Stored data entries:
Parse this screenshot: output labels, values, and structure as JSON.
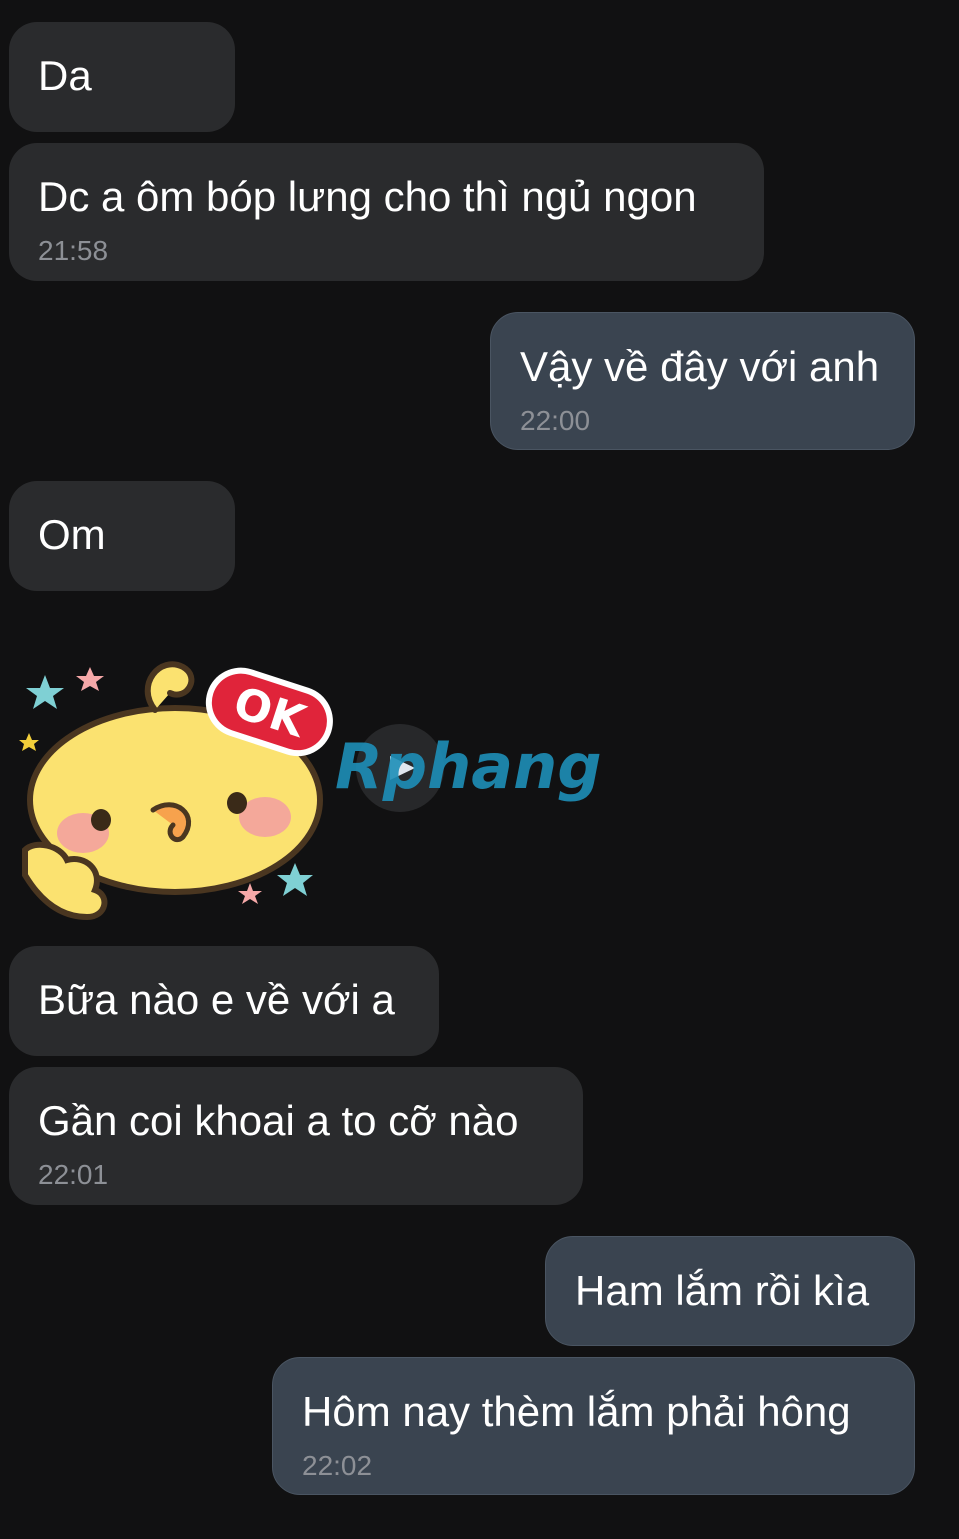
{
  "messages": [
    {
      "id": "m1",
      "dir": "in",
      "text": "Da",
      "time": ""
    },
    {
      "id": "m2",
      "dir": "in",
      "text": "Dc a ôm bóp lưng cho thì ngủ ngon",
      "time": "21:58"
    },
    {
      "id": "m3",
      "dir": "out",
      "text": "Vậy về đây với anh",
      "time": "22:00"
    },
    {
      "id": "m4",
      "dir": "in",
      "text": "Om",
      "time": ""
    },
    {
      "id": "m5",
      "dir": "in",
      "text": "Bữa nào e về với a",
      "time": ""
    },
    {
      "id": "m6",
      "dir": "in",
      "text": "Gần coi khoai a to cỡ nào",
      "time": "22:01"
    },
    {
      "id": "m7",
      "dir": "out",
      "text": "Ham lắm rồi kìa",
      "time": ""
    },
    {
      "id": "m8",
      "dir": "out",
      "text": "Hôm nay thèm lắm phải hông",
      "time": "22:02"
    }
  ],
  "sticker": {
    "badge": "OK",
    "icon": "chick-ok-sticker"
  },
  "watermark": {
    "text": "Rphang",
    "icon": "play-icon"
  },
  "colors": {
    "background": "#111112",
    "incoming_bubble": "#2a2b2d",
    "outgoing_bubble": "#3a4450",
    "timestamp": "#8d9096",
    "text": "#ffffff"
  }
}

*Given request:* Return the full material word for word. Do not include the pictures.

*The completed task:*
Parse this screenshot: output labels, values, and structure as JSON.
{
  "messages": [
    {
      "id": "m1",
      "dir": "in",
      "text": "Da",
      "time": ""
    },
    {
      "id": "m2",
      "dir": "in",
      "text": "Dc a ôm bóp lưng cho thì ngủ ngon",
      "time": "21:58"
    },
    {
      "id": "m3",
      "dir": "out",
      "text": "Vậy về đây với anh",
      "time": "22:00"
    },
    {
      "id": "m4",
      "dir": "in",
      "text": "Om",
      "time": ""
    },
    {
      "id": "m5",
      "dir": "in",
      "text": "Bữa nào e về với a",
      "time": ""
    },
    {
      "id": "m6",
      "dir": "in",
      "text": "Gần coi khoai a to cỡ nào",
      "time": "22:01"
    },
    {
      "id": "m7",
      "dir": "out",
      "text": "Ham lắm rồi kìa",
      "time": ""
    },
    {
      "id": "m8",
      "dir": "out",
      "text": "Hôm nay thèm lắm phải hông",
      "time": "22:02"
    }
  ],
  "sticker": {
    "badge": "OK",
    "icon": "chick-ok-sticker"
  },
  "watermark": {
    "text": "Rphang",
    "icon": "play-icon"
  },
  "colors": {
    "background": "#111112",
    "incoming_bubble": "#2a2b2d",
    "outgoing_bubble": "#3a4450",
    "timestamp": "#8d9096",
    "text": "#ffffff"
  }
}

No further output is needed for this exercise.